▶ Stated exercise:
Copy out all of the data below with no alterations.

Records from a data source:
###

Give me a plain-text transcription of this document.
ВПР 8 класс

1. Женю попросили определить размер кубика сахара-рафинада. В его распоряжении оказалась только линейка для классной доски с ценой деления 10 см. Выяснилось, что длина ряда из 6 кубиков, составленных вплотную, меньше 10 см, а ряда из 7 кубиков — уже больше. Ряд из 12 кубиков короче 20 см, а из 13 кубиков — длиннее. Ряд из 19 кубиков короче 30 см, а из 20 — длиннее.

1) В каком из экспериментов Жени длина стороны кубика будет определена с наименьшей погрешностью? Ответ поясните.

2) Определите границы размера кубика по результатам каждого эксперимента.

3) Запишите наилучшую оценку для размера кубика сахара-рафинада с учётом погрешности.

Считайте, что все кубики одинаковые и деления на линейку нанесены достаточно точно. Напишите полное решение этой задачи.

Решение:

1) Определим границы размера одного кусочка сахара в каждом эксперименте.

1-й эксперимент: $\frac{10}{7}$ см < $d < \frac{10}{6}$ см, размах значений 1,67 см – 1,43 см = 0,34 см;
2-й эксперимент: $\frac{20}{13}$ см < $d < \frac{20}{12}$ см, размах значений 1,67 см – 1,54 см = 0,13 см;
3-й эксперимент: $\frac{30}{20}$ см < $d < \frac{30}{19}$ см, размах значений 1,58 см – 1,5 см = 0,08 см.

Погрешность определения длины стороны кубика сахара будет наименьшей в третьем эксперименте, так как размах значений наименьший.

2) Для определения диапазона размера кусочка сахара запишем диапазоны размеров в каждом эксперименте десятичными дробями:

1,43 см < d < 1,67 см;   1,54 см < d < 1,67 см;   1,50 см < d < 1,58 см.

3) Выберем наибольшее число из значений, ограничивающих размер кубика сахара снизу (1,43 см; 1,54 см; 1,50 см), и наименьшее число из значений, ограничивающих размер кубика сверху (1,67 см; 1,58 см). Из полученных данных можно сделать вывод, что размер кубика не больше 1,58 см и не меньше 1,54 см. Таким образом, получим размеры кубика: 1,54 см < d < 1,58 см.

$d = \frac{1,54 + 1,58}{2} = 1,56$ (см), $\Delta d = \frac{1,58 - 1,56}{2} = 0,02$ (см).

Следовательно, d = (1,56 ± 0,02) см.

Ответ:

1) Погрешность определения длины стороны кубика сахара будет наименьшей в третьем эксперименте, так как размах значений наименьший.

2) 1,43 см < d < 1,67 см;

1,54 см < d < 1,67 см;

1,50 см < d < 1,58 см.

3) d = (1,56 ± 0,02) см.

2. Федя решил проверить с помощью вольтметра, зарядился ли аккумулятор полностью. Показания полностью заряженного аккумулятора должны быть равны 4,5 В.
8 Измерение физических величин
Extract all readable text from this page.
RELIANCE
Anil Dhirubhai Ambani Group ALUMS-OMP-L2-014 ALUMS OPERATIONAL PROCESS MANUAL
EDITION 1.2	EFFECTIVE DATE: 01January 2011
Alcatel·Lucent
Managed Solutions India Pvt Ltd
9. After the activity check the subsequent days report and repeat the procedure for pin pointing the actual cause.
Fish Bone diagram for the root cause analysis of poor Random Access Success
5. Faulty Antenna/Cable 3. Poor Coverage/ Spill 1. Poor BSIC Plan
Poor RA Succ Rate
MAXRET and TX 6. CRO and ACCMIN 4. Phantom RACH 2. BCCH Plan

###

▶ Final answer:
Give me a plain-text transcription of this document.
ВПР 8 класс

1. Женю попросили определить размер кубика сахара-рафинада. В его распоряжении оказалась только линейка для классной доски с ценой деления 10 см. Выяснилось, что длина ряда из 6 кубиков, составленных вплотную, меньше 10 см, а ряда из 7 кубиков — уже больше. Ряд из 12 кубиков короче 20 см, а из 13 кубиков — длиннее. Ряд из 19 кубиков короче 30 см, а из 20 — длиннее.

1) В каком из экспериментов Жени длина стороны кубика будет определена с наименьшей погрешностью? Ответ поясните.

2) Определите границы размера кубика по результатам каждого эксперимента.

3) Запишите наилучшую оценку для размера кубика сахара-рафинада с учётом погрешности.

Считайте, что все кубики одинаковые и деления на линейку нанесены достаточно точно. Напишите полное решение этой задачи.

Решение:

1) Определим границы размера одного кусочка сахара в каждом эксперименте.

1-й эксперимент: $\frac{10}{7}$ см < $d < \frac{10}{6}$ см, размах значений 1,67 см – 1,43 см = 0,34 см;
2-й эксперимент: $\frac{20}{13}$ см < $d < \frac{20}{12}$ см, размах значений 1,67 см – 1,54 см = 0,13 см;
3-й эксперимент: $\frac{30}{20}$ см < $d < \frac{30}{19}$ см, размах значений 1,58 см – 1,5 см = 0,08 см.

Погрешность определения длины стороны кубика сахара будет наименьшей в третьем эксперименте, так как размах значений наименьший.

2) Для определения диапазона размера кусочка сахара запишем диапазоны размеров в каждом эксперименте десятичными дробями:

1,43 см < d < 1,67 см;   1,54 см < d < 1,67 см;   1,50 см < d < 1,58 см.

3) Выберем наибольшее число из значений, ограничивающих размер кубика сахара снизу (1,43 см; 1,54 см; 1,50 см), и наименьшее число из значений, ограничивающих размер кубика сверху (1,67 см; 1,58 см). Из полученных данных можно сделать вывод, что размер кубика не больше 1,58 см и не меньше 1,54 см. Таким образом, получим размеры кубика: 1,54 см < d < 1,58 см.

$d = \frac{1,54 + 1,58}{2} = 1,56$ (см), $\Delta d = \frac{1,58 - 1,56}{2} = 0,02$ (см).

Следовательно, d = (1,56 ± 0,02) см.

Ответ:

1) Погрешность определения длины стороны кубика сахара будет наименьшей в третьем эксперименте, так как размах значений наименьший.

2) 1,43 см < d < 1,67 см;

1,54 см < d < 1,67 см;

1,50 см < d < 1,58 см.

3) d = (1,56 ± 0,02) см.

2. Федя решил проверить с помощью вольтметра, зарядился ли аккумулятор полностью. Показания полностью заряженного аккумулятора должны быть равны 4,5 В.
8 Измерение физических величин
Extract all readable text from this page.
RELIANCE
Anil Dhirubhai Ambani Group ALUMS-OMP-L2-014 ALUMS OPERATIONAL PROCESS MANUAL
EDITION 1.2	EFFECTIVE DATE: 01January 2011
Alcatel·Lucent
Managed Solutions India Pvt Ltd
9. After the activity check the subsequent days report and repeat the procedure for pin pointing the actual cause.
Fish Bone diagram for the root cause analysis of poor Random Access Success
5. Faulty Antenna/Cable 3. Poor Coverage/ Spill 1. Poor BSIC Plan
Poor RA Succ Rate
MAXRET and TX 6. CRO and ACCMIN 4. Phantom RACH 2. BCCH Plan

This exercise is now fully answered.